Aim | Each line below should be quoted exactly, please.

Input rows |
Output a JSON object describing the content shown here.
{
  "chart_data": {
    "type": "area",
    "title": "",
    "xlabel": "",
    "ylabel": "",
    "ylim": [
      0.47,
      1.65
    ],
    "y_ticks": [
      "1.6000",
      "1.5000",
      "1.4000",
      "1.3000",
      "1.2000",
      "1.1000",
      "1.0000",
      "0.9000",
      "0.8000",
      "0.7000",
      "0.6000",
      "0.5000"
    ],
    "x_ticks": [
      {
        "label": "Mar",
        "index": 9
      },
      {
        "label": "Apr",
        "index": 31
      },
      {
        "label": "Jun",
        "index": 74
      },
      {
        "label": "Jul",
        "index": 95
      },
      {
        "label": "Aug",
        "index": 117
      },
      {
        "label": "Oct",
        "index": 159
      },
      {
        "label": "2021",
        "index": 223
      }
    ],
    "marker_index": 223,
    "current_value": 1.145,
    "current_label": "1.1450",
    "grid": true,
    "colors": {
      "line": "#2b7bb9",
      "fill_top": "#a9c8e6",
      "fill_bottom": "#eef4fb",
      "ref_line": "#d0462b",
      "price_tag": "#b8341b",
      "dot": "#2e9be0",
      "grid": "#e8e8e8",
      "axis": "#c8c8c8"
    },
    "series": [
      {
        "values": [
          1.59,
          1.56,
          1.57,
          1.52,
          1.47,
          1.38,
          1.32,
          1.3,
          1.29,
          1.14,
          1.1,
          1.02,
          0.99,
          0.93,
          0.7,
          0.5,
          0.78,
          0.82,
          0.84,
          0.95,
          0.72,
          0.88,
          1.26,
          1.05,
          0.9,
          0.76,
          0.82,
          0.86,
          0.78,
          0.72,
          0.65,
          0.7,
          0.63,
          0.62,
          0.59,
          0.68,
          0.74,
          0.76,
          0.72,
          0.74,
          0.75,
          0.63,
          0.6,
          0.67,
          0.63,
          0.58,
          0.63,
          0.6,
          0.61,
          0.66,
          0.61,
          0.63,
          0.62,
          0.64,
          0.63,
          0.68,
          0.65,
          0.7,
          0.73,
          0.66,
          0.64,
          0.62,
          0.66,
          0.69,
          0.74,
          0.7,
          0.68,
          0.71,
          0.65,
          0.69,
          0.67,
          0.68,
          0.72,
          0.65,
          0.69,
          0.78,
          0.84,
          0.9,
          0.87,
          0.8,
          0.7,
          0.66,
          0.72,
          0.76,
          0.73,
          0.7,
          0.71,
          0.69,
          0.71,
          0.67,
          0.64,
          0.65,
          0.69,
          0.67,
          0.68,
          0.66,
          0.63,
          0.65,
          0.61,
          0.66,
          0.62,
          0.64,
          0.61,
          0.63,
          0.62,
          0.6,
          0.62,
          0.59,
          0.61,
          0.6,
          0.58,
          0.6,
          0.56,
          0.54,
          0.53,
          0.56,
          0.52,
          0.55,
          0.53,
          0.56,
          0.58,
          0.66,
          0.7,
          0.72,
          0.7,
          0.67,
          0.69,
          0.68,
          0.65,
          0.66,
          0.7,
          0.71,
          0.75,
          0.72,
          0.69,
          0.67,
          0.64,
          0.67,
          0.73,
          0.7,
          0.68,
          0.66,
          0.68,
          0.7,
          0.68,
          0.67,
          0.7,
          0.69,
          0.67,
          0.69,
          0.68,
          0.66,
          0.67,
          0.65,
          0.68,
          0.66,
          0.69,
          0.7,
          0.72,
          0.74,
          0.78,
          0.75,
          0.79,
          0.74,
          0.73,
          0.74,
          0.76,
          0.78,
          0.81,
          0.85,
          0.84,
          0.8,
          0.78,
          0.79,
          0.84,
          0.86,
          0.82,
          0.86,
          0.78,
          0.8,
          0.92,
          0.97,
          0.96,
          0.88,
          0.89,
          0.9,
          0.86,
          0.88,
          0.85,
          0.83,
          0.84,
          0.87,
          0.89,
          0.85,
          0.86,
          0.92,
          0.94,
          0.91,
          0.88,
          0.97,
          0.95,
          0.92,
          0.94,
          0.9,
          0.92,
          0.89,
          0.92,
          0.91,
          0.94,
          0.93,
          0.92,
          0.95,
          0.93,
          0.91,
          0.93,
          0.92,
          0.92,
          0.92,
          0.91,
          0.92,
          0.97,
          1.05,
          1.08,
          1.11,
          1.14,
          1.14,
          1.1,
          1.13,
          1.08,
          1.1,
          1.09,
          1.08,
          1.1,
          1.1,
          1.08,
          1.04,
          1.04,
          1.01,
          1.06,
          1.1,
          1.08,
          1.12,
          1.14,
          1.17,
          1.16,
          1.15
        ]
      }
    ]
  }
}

Correct result |
Output a JSON object describing the content shown here.
{
  "chart_data": {
    "type": "area",
    "title": "",
    "xlabel": "",
    "ylabel": "",
    "ylim": [
      0.47,
      1.65
    ],
    "y_ticks": [
      "1.6000",
      "1.5000",
      "1.4000",
      "1.3000",
      "1.2000",
      "1.1000",
      "1.0000",
      "0.9000",
      "0.8000",
      "0.7000",
      "0.6000",
      "0.5000"
    ],
    "x_ticks": [
      {
        "label": "Mar",
        "index": 9
      },
      {
        "label": "Apr",
        "index": 31
      },
      {
        "label": "Jun",
        "index": 74
      },
      {
        "label": "Jul",
        "index": 95
      },
      {
        "label": "Aug",
        "index": 117
      },
      {
        "label": "Oct",
        "index": 159
      },
      {
        "label": "2021",
        "index": 223
      }
    ],
    "marker_index": 223,
    "current_value": 1.145,
    "current_label": "1.1450",
    "grid": true,
    "colors": {
      "line": "#2b7bb9",
      "fill_top": "#a9c8e6",
      "fill_bottom": "#eef4fb",
      "ref_line": "#d0462b",
      "price_tag": "#b8341b",
      "dot": "#2e9be0",
      "grid": "#e8e8e8",
      "axis": "#c8c8c8"
    },
    "series": [
      {
        "values": [
          1.59,
          1.56,
          1.57,
          1.52,
          1.47,
          1.38,
          1.32,
          1.3,
          1.29,
          1.14,
          1.1,
          1.02,
          0.99,
          0.93,
          0.7,
          0.5,
          0.78,
          0.82,
          0.84,
          0.95,
          0.72,
          0.88,
          1.26,
          1.05,
          0.9,
          0.76,
          0.82,
          0.86,
          0.78,
          0.72,
          0.65,
          0.7,
          0.63,
          0.62,
          0.59,
          0.68,
          0.74,
          0.76,
          0.72,
          0.74,
          0.75,
          0.63,
          0.6,
          0.67,
          0.63,
          0.58,
          0.63,
          0.6,
          0.61,
          0.66,
          0.61,
          0.63,
          0.62,
          0.64,
          0.63,
          0.68,
          0.65,
          0.7,
          0.73,
          0.66,
          0.64,
          0.62,
          0.66,
          0.69,
          0.74,
          0.7,
          0.68,
          0.71,
          0.65,
          0.69,
          0.67,
          0.68,
          0.72,
          0.65,
          0.69,
          0.78,
          0.84,
          0.9,
          0.87,
          0.8,
          0.7,
          0.66,
          0.72,
          0.76,
          0.73,
          0.7,
          0.71,
          0.69,
          0.71,
          0.67,
          0.64,
          0.65,
          0.69,
          0.67,
          0.68,
          0.66,
          0.63,
          0.65,
          0.61,
          0.66,
          0.62,
          0.64,
          0.61,
          0.63,
          0.62,
          0.6,
          0.62,
          0.59,
          0.61,
          0.6,
          0.58,
          0.6,
          0.56,
          0.54,
          0.53,
          0.56,
          0.52,
          0.55,
          0.53,
          0.56,
          0.58,
          0.66,
          0.7,
          0.72,
          0.7,
          0.67,
          0.69,
          0.68,
          0.65,
          0.66,
          0.7,
          0.71,
          0.75,
          0.72,
          0.69,
          0.67,
          0.64,
          0.67,
          0.73,
          0.7,
          0.68,
          0.66,
          0.68,
          0.7,
          0.68,
          0.67,
          0.7,
          0.69,
          0.67,
          0.69,
          0.68,
          0.66,
          0.67,
          0.65,
          0.68,
          0.66,
          0.69,
          0.7,
          0.72,
          0.74,
          0.78,
          0.75,
          0.79,
          0.74,
          0.73,
          0.74,
          0.76,
          0.78,
          0.81,
          0.85,
          0.84,
          0.8,
          0.78,
          0.79,
          0.84,
          0.86,
          0.82,
          0.86,
          0.78,
          0.8,
          0.92,
          0.97,
          0.96,
          0.88,
          0.89,
          0.9,
          0.86,
          0.88,
          0.85,
          0.83,
          0.84,
          0.87,
          0.89,
          0.85,
          0.86,
          0.92,
          0.94,
          0.91,
          0.88,
          0.97,
          0.95,
          0.92,
          0.94,
          0.9,
          0.92,
          0.89,
          0.92,
          0.91,
          0.94,
          0.93,
          0.92,
          0.95,
          0.93,
          0.91,
          0.93,
          0.92,
          0.92,
          0.92,
          0.91,
          0.92,
          0.97,
          1.05,
          1.08,
          1.11,
          1.14,
          1.14,
          1.1,
          1.13,
          1.08,
          1.1,
          1.09,
          1.08,
          1.1,
          1.1,
          1.08,
          1.04,
          1.04,
          1.01,
          1.06,
          1.1,
          1.08,
          1.12,
          1.14,
          1.17,
          1.16,
          1.15
        ]
      }
    ]
  }
}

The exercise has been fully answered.